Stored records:
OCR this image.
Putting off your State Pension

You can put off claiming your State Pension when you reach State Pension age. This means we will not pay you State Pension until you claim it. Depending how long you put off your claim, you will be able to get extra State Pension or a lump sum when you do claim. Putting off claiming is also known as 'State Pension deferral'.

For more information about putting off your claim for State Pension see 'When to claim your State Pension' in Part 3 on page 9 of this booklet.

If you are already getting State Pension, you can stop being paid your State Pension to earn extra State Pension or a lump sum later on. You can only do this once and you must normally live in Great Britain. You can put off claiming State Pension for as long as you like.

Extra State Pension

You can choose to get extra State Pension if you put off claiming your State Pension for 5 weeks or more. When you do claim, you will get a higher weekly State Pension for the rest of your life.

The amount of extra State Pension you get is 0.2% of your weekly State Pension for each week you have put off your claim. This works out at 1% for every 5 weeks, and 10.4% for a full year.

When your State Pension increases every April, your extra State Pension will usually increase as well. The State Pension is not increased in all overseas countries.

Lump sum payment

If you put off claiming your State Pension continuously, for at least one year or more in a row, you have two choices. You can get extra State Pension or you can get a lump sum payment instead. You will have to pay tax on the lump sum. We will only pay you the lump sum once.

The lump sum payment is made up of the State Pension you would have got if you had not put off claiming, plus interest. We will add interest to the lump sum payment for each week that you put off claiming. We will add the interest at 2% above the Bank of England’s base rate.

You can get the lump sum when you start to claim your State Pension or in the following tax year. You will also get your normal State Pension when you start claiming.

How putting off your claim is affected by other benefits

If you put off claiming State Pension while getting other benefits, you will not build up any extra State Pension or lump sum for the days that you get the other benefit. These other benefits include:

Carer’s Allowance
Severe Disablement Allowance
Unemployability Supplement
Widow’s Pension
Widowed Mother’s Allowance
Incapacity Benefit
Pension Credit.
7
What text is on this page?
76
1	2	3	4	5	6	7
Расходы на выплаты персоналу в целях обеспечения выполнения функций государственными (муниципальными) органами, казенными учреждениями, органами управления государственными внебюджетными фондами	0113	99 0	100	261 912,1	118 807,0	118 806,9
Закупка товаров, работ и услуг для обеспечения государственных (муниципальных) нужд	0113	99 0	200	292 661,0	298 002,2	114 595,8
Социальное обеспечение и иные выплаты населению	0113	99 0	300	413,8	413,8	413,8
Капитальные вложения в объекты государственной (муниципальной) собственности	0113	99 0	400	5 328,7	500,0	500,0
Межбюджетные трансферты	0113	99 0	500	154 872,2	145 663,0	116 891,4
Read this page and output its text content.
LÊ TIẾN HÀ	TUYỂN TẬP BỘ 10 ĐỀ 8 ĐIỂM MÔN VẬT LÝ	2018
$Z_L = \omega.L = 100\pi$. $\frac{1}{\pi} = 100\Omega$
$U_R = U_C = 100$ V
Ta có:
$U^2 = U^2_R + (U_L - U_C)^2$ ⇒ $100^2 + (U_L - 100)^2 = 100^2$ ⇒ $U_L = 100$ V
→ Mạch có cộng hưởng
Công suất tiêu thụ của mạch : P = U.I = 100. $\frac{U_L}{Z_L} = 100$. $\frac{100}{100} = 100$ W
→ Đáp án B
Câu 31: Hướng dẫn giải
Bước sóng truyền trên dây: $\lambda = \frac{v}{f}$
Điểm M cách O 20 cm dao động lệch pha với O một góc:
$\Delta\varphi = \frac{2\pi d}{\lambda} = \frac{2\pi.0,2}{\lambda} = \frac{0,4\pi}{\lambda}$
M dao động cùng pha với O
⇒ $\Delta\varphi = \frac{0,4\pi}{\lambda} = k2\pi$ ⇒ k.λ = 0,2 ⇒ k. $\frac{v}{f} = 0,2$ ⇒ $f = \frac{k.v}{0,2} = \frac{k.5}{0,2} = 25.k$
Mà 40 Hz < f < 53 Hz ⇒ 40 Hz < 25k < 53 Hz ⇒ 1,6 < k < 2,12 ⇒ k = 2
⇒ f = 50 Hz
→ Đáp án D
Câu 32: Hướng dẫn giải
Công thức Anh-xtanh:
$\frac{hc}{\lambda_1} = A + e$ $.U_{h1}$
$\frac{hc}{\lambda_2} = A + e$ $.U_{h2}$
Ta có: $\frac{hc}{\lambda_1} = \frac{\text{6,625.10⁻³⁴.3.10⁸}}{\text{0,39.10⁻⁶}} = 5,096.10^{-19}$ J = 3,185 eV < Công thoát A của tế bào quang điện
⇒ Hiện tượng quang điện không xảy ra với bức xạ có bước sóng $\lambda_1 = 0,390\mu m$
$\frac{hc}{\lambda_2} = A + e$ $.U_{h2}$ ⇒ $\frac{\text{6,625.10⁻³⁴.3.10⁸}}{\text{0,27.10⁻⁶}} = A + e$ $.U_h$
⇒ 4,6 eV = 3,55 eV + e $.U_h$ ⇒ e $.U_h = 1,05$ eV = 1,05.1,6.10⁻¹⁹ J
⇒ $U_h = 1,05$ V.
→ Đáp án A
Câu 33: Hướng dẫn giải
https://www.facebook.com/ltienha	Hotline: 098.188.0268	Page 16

Requirements: Print all of the entries again, exactly as written.

Expected answer:
OCR this image.
Putting off your State Pension

You can put off claiming your State Pension when you reach State Pension age. This means we will not pay you State Pension until you claim it. Depending how long you put off your claim, you will be able to get extra State Pension or a lump sum when you do claim. Putting off claiming is also known as 'State Pension deferral'.

For more information about putting off your claim for State Pension see 'When to claim your State Pension' in Part 3 on page 9 of this booklet.

If you are already getting State Pension, you can stop being paid your State Pension to earn extra State Pension or a lump sum later on. You can only do this once and you must normally live in Great Britain. You can put off claiming State Pension for as long as you like.

Extra State Pension

You can choose to get extra State Pension if you put off claiming your State Pension for 5 weeks or more. When you do claim, you will get a higher weekly State Pension for the rest of your life.

The amount of extra State Pension you get is 0.2% of your weekly State Pension for each week you have put off your claim. This works out at 1% for every 5 weeks, and 10.4% for a full year.

When your State Pension increases every April, your extra State Pension will usually increase as well. The State Pension is not increased in all overseas countries.

Lump sum payment

If you put off claiming your State Pension continuously, for at least one year or more in a row, you have two choices. You can get extra State Pension or you can get a lump sum payment instead. You will have to pay tax on the lump sum. We will only pay you the lump sum once.

The lump sum payment is made up of the State Pension you would have got if you had not put off claiming, plus interest. We will add interest to the lump sum payment for each week that you put off claiming. We will add the interest at 2% above the Bank of England’s base rate.

You can get the lump sum when you start to claim your State Pension or in the following tax year. You will also get your normal State Pension when you start claiming.

How putting off your claim is affected by other benefits

If you put off claiming State Pension while getting other benefits, you will not build up any extra State Pension or lump sum for the days that you get the other benefit. These other benefits include:

Carer’s Allowance
Severe Disablement Allowance
Unemployability Supplement
Widow’s Pension
Widowed Mother’s Allowance
Incapacity Benefit
Pension Credit.
7
What text is on this page?
76
1	2	3	4	5	6	7
Расходы на выплаты персоналу в целях обеспечения выполнения функций государственными (муниципальными) органами, казенными учреждениями, органами управления государственными внебюджетными фондами	0113	99 0	100	261 912,1	118 807,0	118 806,9
Закупка товаров, работ и услуг для обеспечения государственных (муниципальных) нужд	0113	99 0	200	292 661,0	298 002,2	114 595,8
Социальное обеспечение и иные выплаты населению	0113	99 0	300	413,8	413,8	413,8
Капитальные вложения в объекты государственной (муниципальной) собственности	0113	99 0	400	5 328,7	500,0	500,0
Межбюджетные трансферты	0113	99 0	500	154 872,2	145 663,0	116 891,4
Read this page and output its text content.
LÊ TIẾN HÀ	TUYỂN TẬP BỘ 10 ĐỀ 8 ĐIỂM MÔN VẬT LÝ	2018
$Z_L = \omega.L = 100\pi$. $\frac{1}{\pi} = 100\Omega$
$U_R = U_C = 100$ V
Ta có:
$U^2 = U^2_R + (U_L - U_C)^2$ ⇒ $100^2 + (U_L - 100)^2 = 100^2$ ⇒ $U_L = 100$ V
→ Mạch có cộng hưởng
Công suất tiêu thụ của mạch : P = U.I = 100. $\frac{U_L}{Z_L} = 100$. $\frac{100}{100} = 100$ W
→ Đáp án B
Câu 31: Hướng dẫn giải
Bước sóng truyền trên dây: $\lambda = \frac{v}{f}$
Điểm M cách O 20 cm dao động lệch pha với O một góc:
$\Delta\varphi = \frac{2\pi d}{\lambda} = \frac{2\pi.0,2}{\lambda} = \frac{0,4\pi}{\lambda}$
M dao động cùng pha với O
⇒ $\Delta\varphi = \frac{0,4\pi}{\lambda} = k2\pi$ ⇒ k.λ = 0,2 ⇒ k. $\frac{v}{f} = 0,2$ ⇒ $f = \frac{k.v}{0,2} = \frac{k.5}{0,2} = 25.k$
Mà 40 Hz < f < 53 Hz ⇒ 40 Hz < 25k < 53 Hz ⇒ 1,6 < k < 2,12 ⇒ k = 2
⇒ f = 50 Hz
→ Đáp án D
Câu 32: Hướng dẫn giải
Công thức Anh-xtanh:
$\frac{hc}{\lambda_1} = A + e$ $.U_{h1}$
$\frac{hc}{\lambda_2} = A + e$ $.U_{h2}$
Ta có: $\frac{hc}{\lambda_1} = \frac{\text{6,625.10⁻³⁴.3.10⁸}}{\text{0,39.10⁻⁶}} = 5,096.10^{-19}$ J = 3,185 eV < Công thoát A của tế bào quang điện
⇒ Hiện tượng quang điện không xảy ra với bức xạ có bước sóng $\lambda_1 = 0,390\mu m$
$\frac{hc}{\lambda_2} = A + e$ $.U_{h2}$ ⇒ $\frac{\text{6,625.10⁻³⁴.3.10⁸}}{\text{0,27.10⁻⁶}} = A + e$ $.U_h$
⇒ 4,6 eV = 3,55 eV + e $.U_h$ ⇒ e $.U_h = 1,05$ eV = 1,05.1,6.10⁻¹⁹ J
⇒ $U_h = 1,05$ V.
→ Đáp án A
Câu 33: Hướng dẫn giải
https://www.facebook.com/ltienha	Hotline: 098.188.0268	Page 16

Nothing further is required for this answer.